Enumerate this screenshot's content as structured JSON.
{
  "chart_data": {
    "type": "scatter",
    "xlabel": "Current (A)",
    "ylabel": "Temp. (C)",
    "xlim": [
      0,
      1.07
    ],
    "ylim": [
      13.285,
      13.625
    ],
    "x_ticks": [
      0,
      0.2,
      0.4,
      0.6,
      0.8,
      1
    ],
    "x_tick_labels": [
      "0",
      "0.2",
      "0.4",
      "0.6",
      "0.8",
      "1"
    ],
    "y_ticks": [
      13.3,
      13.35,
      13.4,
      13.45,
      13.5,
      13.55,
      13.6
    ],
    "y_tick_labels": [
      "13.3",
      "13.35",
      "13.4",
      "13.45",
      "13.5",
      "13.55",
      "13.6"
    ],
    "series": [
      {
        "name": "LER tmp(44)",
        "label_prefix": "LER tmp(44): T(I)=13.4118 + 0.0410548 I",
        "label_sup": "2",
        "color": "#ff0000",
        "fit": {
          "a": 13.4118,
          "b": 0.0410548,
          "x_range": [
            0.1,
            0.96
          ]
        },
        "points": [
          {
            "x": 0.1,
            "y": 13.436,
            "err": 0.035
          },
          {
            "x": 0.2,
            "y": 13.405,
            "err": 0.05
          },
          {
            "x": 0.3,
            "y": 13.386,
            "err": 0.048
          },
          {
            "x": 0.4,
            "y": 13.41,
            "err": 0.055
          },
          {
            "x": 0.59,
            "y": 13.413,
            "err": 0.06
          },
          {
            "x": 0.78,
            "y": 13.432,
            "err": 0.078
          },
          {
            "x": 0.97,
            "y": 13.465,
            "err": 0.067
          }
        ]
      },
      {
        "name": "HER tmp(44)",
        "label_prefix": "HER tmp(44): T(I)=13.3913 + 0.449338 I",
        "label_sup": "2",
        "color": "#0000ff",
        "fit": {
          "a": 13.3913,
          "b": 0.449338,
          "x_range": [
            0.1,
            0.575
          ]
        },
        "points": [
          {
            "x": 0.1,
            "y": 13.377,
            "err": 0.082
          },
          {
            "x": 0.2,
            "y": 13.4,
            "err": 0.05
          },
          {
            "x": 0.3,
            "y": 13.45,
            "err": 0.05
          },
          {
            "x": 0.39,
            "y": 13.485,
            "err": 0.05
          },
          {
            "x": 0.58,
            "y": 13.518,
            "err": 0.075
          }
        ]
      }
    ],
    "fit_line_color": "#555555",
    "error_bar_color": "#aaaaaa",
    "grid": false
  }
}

#### [WRITTEN PROBLEM]
Repeat the listing exactly, from its first line to its last.

#### [TASK OUTPUT]
Enumerate this screenshot's content as structured JSON.
{
  "chart_data": {
    "type": "scatter",
    "xlabel": "Current (A)",
    "ylabel": "Temp. (C)",
    "xlim": [
      0,
      1.07
    ],
    "ylim": [
      13.285,
      13.625
    ],
    "x_ticks": [
      0,
      0.2,
      0.4,
      0.6,
      0.8,
      1
    ],
    "x_tick_labels": [
      "0",
      "0.2",
      "0.4",
      "0.6",
      "0.8",
      "1"
    ],
    "y_ticks": [
      13.3,
      13.35,
      13.4,
      13.45,
      13.5,
      13.55,
      13.6
    ],
    "y_tick_labels": [
      "13.3",
      "13.35",
      "13.4",
      "13.45",
      "13.5",
      "13.55",
      "13.6"
    ],
    "series": [
      {
        "name": "LER tmp(44)",
        "label_prefix": "LER tmp(44): T(I)=13.4118 + 0.0410548 I",
        "label_sup": "2",
        "color": "#ff0000",
        "fit": {
          "a": 13.4118,
          "b": 0.0410548,
          "x_range": [
            0.1,
            0.96
          ]
        },
        "points": [
          {
            "x": 0.1,
            "y": 13.436,
            "err": 0.035
          },
          {
            "x": 0.2,
            "y": 13.405,
            "err": 0.05
          },
          {
            "x": 0.3,
            "y": 13.386,
            "err": 0.048
          },
          {
            "x": 0.4,
            "y": 13.41,
            "err": 0.055
          },
          {
            "x": 0.59,
            "y": 13.413,
            "err": 0.06
          },
          {
            "x": 0.78,
            "y": 13.432,
            "err": 0.078
          },
          {
            "x": 0.97,
            "y": 13.465,
            "err": 0.067
          }
        ]
      },
      {
        "name": "HER tmp(44)",
        "label_prefix": "HER tmp(44): T(I)=13.3913 + 0.449338 I",
        "label_sup": "2",
        "color": "#0000ff",
        "fit": {
          "a": 13.3913,
          "b": 0.449338,
          "x_range": [
            0.1,
            0.575
          ]
        },
        "points": [
          {
            "x": 0.1,
            "y": 13.377,
            "err": 0.082
          },
          {
            "x": 0.2,
            "y": 13.4,
            "err": 0.05
          },
          {
            "x": 0.3,
            "y": 13.45,
            "err": 0.05
          },
          {
            "x": 0.39,
            "y": 13.485,
            "err": 0.05
          },
          {
            "x": 0.58,
            "y": 13.518,
            "err": 0.075
          }
        ]
      }
    ],
    "fit_line_color": "#555555",
    "error_bar_color": "#aaaaaa",
    "grid": false
  }
}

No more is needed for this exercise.